▶ Record list
┌──
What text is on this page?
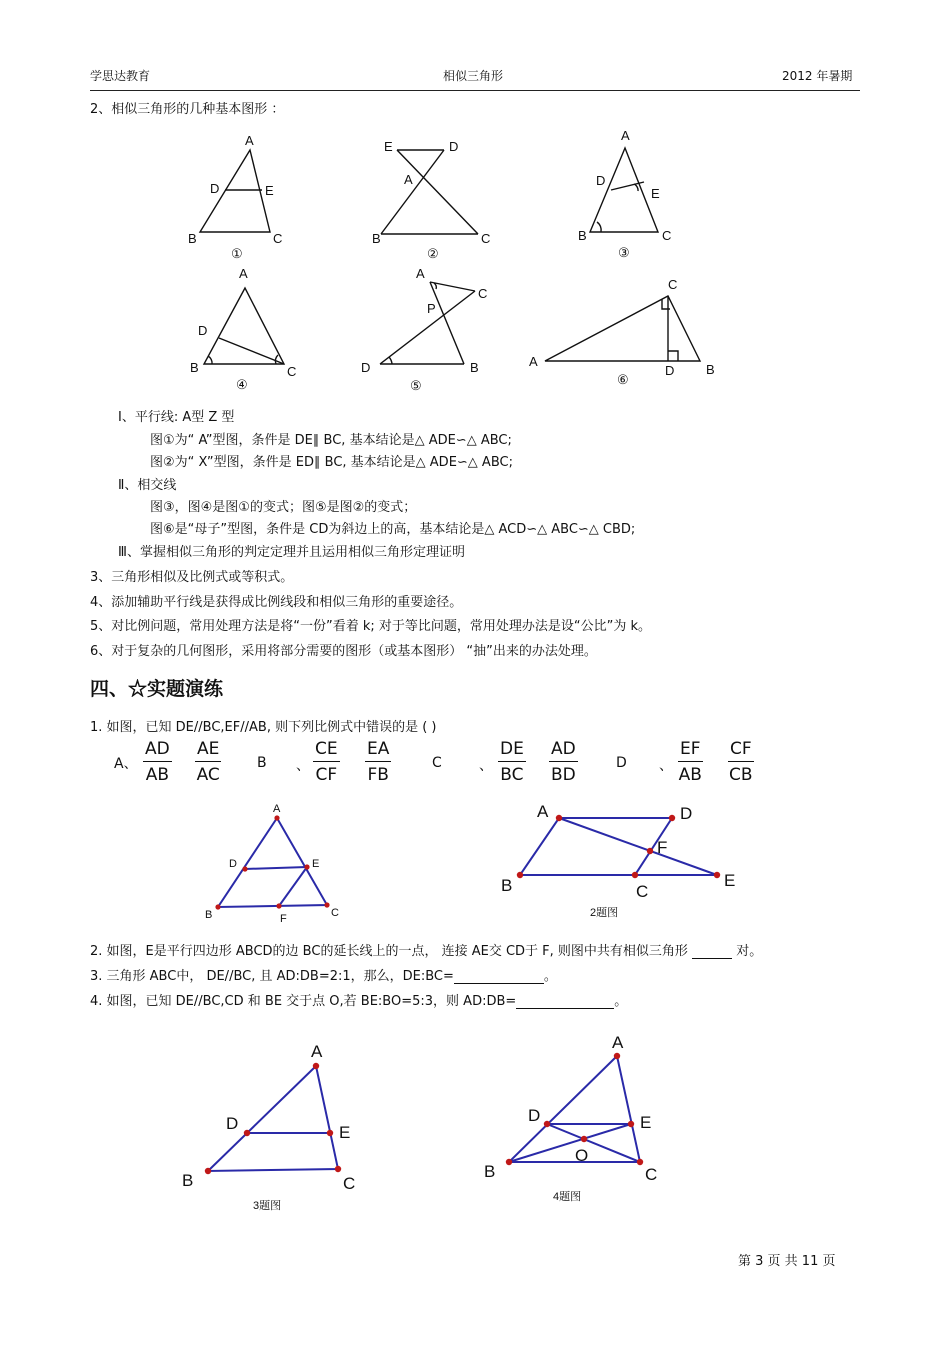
学思达教育	相似三角形	2012 年暑期
2、相似三角形的几种基本图形 ：
A
D	E
B	C
①
E	D
A
B	C
②
A
D
E
B	C
③
A
D
B	C
④
A
C
P
D	B
⑤
C
A
D B
⑥
Ⅰ、平行线: A型 Z 型
图①为“ A”型图，条件是 DE∥ BC, 基本结论是△ ADE∽△ ABC;
图②为“ X”型图，条件是 ED∥ BC, 基本结论是△ ADE∽△ ABC;
Ⅱ、相交线
图③，图④是图①的变式；图⑤是图②的变式；
图⑥是“母子”型图，条件是 CD为斜边上的高，基本结论是△ ACD∽△ ABC∽△ CBD;
Ⅲ、掌握相似三角形的判定定理并且运用相似三角形定理证明
3、三角形相似及比例式或等积式。
4、添加辅助平行线是获得成比例线段和相似三角形的重要途径。
5、对比例问题，常用处理方法是将“一份”看着 k; 对于等比问题，常用处理办法是设“公比”为 k。
6、对于复杂的几何图形，采用将部分需要的图形（或基本图形） “抽”出来的办法处理。
四、☆实题演练
1. 如图，已知 DE//BC,EF//AB, 则下列比例式中错误的是 ( )
A、 $\frac{AD}{AB} \frac{AE}{AC}$	B 、 $\frac{CE}{CF} \frac{EA}{FB}$	C	、 $\frac{DE}{BC} \frac{AD}{BD}$	D 、 $\frac{EF}{AB} \frac{CF}{CB}$
A
D	E
B	F	C
A	D
F
B	C
E
2题图
A
D	E
B	C
3题图
A
D	E
O
B	C
4题图
2. 如图，E是平行四边形 ABCD的边 BC的延长线上的一点， 连接 AE交 CD于 F, 则图中共有相似三角形	对。
3. 三角形 ABC中， DE//BC, 且 AD:DB=2:1，那么，DE:BC=	。
4. 如图，已知 DE//BC,CD 和 BE 交于点 O,若 BE:BO=5:3，则 AD:DB=	。
第 3 页 共 11 页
└──
▶ Exercise task
Copy each line holding the word "基本结论是" from the listing above.

▶ Answer
图①为“ A”型图，条件是 DE∥ BC, 基本结论是△ ADE∽△ ABC;
图②为“ X”型图，条件是 ED∥ BC, 基本结论是△ ADE∽△ ABC;
图⑥是“母子”型图，条件是 CD为斜边上的高，基本结论是△ ACD∽△ ABC∽△ CBD;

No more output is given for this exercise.